**Source records:**
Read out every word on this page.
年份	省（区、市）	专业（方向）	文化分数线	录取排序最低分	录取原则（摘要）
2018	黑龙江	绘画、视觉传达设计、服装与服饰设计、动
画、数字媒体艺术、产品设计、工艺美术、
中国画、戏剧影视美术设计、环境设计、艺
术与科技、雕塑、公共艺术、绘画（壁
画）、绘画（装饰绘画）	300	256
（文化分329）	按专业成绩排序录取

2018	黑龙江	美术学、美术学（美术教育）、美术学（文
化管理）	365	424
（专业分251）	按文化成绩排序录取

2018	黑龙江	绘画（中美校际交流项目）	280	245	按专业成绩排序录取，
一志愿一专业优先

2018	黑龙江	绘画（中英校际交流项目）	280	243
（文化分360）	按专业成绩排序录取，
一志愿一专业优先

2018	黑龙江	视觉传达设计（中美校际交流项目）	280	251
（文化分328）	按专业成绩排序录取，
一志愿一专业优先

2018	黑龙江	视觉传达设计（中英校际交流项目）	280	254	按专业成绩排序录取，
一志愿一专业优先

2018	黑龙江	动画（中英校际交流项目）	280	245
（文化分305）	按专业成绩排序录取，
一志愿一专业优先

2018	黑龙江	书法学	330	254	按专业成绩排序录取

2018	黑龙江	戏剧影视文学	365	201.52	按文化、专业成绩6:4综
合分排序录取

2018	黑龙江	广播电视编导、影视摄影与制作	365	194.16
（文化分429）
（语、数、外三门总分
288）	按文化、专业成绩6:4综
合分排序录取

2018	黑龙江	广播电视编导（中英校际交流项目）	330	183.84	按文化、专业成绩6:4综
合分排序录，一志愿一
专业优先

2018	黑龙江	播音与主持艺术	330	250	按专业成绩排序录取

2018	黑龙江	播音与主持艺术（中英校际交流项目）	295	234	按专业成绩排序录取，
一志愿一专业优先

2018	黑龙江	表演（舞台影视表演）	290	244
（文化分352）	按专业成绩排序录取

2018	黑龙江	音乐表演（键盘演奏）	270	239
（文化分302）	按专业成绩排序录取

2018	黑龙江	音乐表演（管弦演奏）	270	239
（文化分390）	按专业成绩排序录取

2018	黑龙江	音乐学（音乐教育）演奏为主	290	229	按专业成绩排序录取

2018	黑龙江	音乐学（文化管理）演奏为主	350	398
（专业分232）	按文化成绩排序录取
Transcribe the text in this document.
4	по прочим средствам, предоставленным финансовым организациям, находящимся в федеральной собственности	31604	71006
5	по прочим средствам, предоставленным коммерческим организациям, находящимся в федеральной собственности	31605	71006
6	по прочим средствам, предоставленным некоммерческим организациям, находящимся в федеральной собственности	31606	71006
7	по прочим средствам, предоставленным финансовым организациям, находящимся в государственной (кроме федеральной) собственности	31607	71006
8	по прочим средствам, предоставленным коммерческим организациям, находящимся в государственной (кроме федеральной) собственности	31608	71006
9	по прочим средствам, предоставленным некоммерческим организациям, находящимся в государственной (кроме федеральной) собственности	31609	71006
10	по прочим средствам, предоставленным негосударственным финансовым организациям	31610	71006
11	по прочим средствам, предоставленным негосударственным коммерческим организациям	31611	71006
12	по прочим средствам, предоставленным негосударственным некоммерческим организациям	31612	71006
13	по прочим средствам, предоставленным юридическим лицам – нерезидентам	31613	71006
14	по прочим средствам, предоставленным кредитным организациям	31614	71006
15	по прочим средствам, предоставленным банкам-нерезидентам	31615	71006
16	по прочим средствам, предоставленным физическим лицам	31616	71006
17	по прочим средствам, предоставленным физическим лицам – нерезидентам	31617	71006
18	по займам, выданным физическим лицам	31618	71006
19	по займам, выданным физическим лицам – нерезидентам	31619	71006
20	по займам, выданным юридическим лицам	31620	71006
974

**Do this:**
Set down all of the records shown above once more, exactly.

**Correct response:**
Read out every word on this page.
年份	省（区、市）	专业（方向）	文化分数线	录取排序最低分	录取原则（摘要）
2018	黑龙江	绘画、视觉传达设计、服装与服饰设计、动
画、数字媒体艺术、产品设计、工艺美术、
中国画、戏剧影视美术设计、环境设计、艺
术与科技、雕塑、公共艺术、绘画（壁
画）、绘画（装饰绘画）	300	256
（文化分329）	按专业成绩排序录取

2018	黑龙江	美术学、美术学（美术教育）、美术学（文
化管理）	365	424
（专业分251）	按文化成绩排序录取

2018	黑龙江	绘画（中美校际交流项目）	280	245	按专业成绩排序录取，
一志愿一专业优先

2018	黑龙江	绘画（中英校际交流项目）	280	243
（文化分360）	按专业成绩排序录取，
一志愿一专业优先

2018	黑龙江	视觉传达设计（中美校际交流项目）	280	251
（文化分328）	按专业成绩排序录取，
一志愿一专业优先

2018	黑龙江	视觉传达设计（中英校际交流项目）	280	254	按专业成绩排序录取，
一志愿一专业优先

2018	黑龙江	动画（中英校际交流项目）	280	245
（文化分305）	按专业成绩排序录取，
一志愿一专业优先

2018	黑龙江	书法学	330	254	按专业成绩排序录取

2018	黑龙江	戏剧影视文学	365	201.52	按文化、专业成绩6:4综
合分排序录取

2018	黑龙江	广播电视编导、影视摄影与制作	365	194.16
（文化分429）
（语、数、外三门总分
288）	按文化、专业成绩6:4综
合分排序录取

2018	黑龙江	广播电视编导（中英校际交流项目）	330	183.84	按文化、专业成绩6:4综
合分排序录，一志愿一
专业优先

2018	黑龙江	播音与主持艺术	330	250	按专业成绩排序录取

2018	黑龙江	播音与主持艺术（中英校际交流项目）	295	234	按专业成绩排序录取，
一志愿一专业优先

2018	黑龙江	表演（舞台影视表演）	290	244
（文化分352）	按专业成绩排序录取

2018	黑龙江	音乐表演（键盘演奏）	270	239
（文化分302）	按专业成绩排序录取

2018	黑龙江	音乐表演（管弦演奏）	270	239
（文化分390）	按专业成绩排序录取

2018	黑龙江	音乐学（音乐教育）演奏为主	290	229	按专业成绩排序录取

2018	黑龙江	音乐学（文化管理）演奏为主	350	398
（专业分232）	按文化成绩排序录取
Transcribe the text in this document.
4	по прочим средствам, предоставленным финансовым организациям, находящимся в федеральной собственности	31604	71006
5	по прочим средствам, предоставленным коммерческим организациям, находящимся в федеральной собственности	31605	71006
6	по прочим средствам, предоставленным некоммерческим организациям, находящимся в федеральной собственности	31606	71006
7	по прочим средствам, предоставленным финансовым организациям, находящимся в государственной (кроме федеральной) собственности	31607	71006
8	по прочим средствам, предоставленным коммерческим организациям, находящимся в государственной (кроме федеральной) собственности	31608	71006
9	по прочим средствам, предоставленным некоммерческим организациям, находящимся в государственной (кроме федеральной) собственности	31609	71006
10	по прочим средствам, предоставленным негосударственным финансовым организациям	31610	71006
11	по прочим средствам, предоставленным негосударственным коммерческим организациям	31611	71006
12	по прочим средствам, предоставленным негосударственным некоммерческим организациям	31612	71006
13	по прочим средствам, предоставленным юридическим лицам – нерезидентам	31613	71006
14	по прочим средствам, предоставленным кредитным организациям	31614	71006
15	по прочим средствам, предоставленным банкам-нерезидентам	31615	71006
16	по прочим средствам, предоставленным физическим лицам	31616	71006
17	по прочим средствам, предоставленным физическим лицам – нерезидентам	31617	71006
18	по займам, выданным физическим лицам	31618	71006
19	по займам, выданным физическим лицам – нерезидентам	31619	71006
20	по займам, выданным юридическим лицам	31620	71006
974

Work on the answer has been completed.